TASK TO COMPLETE: List all lines of the data containing the word "series".

Excerpt from a dataset:
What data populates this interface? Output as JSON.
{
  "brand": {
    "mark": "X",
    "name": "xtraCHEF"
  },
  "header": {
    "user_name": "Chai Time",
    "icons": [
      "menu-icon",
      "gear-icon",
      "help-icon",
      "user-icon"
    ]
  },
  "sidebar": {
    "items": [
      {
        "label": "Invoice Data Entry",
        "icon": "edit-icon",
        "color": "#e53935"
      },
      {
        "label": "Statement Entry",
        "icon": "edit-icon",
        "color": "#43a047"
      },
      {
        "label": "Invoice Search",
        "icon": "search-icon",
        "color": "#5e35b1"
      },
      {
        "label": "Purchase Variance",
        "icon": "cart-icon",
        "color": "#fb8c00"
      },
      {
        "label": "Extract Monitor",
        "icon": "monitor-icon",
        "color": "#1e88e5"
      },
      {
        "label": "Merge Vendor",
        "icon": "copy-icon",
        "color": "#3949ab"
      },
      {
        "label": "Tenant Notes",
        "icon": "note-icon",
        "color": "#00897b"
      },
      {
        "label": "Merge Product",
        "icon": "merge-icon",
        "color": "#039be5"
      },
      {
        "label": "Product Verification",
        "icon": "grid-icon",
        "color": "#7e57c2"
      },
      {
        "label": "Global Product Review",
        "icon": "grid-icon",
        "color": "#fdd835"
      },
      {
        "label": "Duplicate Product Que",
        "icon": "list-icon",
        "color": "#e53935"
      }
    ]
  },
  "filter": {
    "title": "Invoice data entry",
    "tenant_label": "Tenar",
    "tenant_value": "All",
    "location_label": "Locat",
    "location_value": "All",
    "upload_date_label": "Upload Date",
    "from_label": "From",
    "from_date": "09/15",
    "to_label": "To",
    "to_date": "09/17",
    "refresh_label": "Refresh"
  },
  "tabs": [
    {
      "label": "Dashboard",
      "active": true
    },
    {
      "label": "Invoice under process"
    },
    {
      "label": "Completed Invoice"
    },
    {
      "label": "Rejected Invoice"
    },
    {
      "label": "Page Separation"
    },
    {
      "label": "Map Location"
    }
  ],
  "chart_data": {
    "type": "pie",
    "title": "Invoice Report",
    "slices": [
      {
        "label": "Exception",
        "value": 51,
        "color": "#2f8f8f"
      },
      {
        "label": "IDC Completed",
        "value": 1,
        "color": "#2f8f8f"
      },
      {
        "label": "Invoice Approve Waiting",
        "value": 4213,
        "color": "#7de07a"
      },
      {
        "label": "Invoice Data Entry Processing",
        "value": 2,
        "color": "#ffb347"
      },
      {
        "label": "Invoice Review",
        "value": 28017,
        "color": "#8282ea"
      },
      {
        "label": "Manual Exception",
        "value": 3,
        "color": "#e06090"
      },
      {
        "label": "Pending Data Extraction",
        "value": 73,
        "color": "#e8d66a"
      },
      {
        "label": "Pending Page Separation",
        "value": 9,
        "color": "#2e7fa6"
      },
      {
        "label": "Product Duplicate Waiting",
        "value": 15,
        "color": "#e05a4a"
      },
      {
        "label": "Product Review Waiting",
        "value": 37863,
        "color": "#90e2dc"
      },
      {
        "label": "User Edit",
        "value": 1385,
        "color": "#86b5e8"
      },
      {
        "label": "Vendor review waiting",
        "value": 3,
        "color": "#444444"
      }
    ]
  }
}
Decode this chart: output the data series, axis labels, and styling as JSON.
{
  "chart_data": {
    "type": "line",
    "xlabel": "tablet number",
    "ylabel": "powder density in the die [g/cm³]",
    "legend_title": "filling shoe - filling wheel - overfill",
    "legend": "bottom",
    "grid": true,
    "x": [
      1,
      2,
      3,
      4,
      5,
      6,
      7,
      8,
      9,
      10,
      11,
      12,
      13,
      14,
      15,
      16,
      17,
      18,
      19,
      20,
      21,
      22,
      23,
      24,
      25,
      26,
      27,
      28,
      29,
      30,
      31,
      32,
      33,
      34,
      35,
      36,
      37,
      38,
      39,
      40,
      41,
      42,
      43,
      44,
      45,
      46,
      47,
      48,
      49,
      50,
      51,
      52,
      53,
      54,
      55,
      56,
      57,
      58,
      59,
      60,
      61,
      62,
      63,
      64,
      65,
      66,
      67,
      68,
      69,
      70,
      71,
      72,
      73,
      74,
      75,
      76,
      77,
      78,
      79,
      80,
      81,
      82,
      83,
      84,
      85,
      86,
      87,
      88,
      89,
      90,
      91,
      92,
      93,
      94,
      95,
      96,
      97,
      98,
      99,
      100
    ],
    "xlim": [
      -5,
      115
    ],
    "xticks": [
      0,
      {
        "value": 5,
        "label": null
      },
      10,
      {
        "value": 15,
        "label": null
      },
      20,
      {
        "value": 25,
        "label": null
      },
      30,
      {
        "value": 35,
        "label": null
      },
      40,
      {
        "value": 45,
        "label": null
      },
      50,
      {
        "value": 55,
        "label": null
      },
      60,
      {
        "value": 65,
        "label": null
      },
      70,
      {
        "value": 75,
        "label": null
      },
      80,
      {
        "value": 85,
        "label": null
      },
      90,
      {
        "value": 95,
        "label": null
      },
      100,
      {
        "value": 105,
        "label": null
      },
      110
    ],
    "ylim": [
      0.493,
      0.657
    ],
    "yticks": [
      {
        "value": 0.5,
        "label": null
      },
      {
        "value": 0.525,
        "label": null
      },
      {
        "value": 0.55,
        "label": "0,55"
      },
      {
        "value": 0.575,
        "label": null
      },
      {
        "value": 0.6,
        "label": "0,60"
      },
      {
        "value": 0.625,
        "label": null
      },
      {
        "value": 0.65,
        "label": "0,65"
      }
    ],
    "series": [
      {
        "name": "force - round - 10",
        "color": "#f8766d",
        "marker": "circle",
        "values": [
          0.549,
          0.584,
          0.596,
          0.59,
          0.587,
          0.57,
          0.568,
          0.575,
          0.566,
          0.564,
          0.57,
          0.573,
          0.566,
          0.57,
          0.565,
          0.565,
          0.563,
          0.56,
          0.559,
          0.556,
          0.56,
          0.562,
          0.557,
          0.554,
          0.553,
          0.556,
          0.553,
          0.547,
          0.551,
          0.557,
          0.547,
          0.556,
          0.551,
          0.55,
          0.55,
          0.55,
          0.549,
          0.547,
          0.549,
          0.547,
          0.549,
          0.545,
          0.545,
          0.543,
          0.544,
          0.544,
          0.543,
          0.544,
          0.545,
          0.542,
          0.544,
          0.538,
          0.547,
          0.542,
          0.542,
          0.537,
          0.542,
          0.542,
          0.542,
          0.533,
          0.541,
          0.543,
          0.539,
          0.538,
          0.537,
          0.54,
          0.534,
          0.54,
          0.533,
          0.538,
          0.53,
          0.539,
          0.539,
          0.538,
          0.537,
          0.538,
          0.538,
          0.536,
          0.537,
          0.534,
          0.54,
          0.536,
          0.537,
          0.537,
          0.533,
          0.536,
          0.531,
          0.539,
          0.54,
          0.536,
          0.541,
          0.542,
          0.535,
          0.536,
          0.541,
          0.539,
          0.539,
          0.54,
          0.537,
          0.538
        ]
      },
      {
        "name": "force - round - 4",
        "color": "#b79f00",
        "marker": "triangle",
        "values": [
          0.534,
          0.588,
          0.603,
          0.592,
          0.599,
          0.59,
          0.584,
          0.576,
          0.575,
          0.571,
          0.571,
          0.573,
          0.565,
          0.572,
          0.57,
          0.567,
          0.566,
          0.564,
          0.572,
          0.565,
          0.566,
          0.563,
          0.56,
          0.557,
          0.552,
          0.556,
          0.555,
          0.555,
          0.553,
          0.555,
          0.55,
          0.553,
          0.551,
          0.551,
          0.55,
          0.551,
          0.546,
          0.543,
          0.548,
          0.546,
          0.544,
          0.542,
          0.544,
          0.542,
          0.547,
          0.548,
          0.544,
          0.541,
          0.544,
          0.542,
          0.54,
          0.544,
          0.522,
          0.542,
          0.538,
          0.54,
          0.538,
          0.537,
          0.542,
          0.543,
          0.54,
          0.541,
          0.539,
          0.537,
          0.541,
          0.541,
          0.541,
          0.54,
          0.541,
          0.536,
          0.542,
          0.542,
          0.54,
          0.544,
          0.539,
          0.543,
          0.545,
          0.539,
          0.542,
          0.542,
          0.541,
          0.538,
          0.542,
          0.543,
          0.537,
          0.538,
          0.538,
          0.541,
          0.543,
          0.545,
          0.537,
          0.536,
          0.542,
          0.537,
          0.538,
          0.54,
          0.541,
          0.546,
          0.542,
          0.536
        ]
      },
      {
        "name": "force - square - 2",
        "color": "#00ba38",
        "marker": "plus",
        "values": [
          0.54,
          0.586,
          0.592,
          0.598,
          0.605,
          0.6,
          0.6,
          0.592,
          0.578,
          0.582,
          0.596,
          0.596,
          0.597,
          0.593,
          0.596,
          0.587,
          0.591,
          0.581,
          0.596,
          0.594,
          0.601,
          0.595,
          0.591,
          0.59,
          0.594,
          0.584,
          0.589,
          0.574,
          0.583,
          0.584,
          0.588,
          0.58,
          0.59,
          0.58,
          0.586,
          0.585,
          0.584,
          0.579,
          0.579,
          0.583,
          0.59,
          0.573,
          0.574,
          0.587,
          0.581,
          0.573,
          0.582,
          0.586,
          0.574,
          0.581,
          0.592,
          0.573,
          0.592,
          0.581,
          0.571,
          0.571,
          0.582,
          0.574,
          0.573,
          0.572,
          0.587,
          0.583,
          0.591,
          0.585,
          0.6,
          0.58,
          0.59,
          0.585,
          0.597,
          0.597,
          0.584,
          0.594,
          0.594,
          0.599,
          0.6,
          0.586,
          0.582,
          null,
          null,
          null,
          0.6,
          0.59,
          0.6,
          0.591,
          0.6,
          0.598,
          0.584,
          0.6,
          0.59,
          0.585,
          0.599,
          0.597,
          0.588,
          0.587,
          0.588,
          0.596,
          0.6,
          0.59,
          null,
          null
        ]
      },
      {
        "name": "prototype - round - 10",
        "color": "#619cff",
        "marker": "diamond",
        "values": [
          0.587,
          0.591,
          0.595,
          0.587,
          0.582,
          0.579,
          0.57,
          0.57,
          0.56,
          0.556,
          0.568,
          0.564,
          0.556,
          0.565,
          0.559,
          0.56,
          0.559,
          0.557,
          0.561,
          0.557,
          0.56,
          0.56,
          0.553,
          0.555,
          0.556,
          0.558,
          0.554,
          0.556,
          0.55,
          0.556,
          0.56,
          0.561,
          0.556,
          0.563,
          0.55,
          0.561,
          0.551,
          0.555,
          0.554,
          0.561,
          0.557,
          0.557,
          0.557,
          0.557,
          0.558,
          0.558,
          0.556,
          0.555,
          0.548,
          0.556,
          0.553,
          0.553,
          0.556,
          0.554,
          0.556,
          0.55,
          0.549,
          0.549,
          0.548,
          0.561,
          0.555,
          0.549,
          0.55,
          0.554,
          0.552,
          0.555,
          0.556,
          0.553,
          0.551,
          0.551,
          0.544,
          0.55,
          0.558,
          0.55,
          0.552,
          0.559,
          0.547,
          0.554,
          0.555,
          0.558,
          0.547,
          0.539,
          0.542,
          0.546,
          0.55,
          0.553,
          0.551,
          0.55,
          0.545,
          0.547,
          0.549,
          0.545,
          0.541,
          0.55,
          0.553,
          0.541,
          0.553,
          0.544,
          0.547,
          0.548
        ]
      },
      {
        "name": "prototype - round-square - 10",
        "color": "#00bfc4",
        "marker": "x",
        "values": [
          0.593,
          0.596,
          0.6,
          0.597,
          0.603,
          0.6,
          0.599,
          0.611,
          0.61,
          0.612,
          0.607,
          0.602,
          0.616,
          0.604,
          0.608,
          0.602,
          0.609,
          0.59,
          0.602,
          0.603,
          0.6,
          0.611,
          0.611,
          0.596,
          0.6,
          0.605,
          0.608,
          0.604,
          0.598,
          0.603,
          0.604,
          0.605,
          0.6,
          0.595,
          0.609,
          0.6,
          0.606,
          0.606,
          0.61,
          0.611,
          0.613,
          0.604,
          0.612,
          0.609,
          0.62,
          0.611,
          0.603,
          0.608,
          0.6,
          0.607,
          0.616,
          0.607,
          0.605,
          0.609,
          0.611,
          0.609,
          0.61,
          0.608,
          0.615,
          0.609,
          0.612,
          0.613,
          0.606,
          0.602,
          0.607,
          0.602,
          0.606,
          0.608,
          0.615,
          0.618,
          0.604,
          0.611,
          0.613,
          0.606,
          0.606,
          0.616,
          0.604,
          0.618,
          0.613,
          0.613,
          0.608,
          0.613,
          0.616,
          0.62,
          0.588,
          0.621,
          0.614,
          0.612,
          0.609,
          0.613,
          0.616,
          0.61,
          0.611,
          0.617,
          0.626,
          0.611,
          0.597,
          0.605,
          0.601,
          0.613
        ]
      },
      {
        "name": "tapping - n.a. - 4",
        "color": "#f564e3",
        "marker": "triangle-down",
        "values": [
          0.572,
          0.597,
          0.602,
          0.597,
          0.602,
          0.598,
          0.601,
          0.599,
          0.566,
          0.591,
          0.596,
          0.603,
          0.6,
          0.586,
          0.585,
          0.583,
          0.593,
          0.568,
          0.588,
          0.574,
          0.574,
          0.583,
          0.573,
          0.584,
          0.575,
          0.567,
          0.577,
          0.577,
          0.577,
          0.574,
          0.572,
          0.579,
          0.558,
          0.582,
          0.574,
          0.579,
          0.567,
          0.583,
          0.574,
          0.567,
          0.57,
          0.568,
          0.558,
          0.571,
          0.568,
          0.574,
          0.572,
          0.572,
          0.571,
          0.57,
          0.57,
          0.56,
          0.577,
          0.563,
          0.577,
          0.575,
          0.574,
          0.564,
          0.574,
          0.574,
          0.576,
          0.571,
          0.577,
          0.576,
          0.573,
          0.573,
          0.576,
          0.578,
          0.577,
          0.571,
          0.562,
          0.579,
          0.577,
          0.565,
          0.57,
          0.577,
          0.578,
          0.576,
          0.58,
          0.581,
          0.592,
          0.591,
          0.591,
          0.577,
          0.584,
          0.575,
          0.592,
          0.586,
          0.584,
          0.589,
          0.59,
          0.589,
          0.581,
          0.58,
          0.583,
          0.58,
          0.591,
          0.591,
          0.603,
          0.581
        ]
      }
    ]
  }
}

OUTPUT OF THE TASK:
Decode this chart: output the data series, axis labels, and styling as JSON.
    "series": [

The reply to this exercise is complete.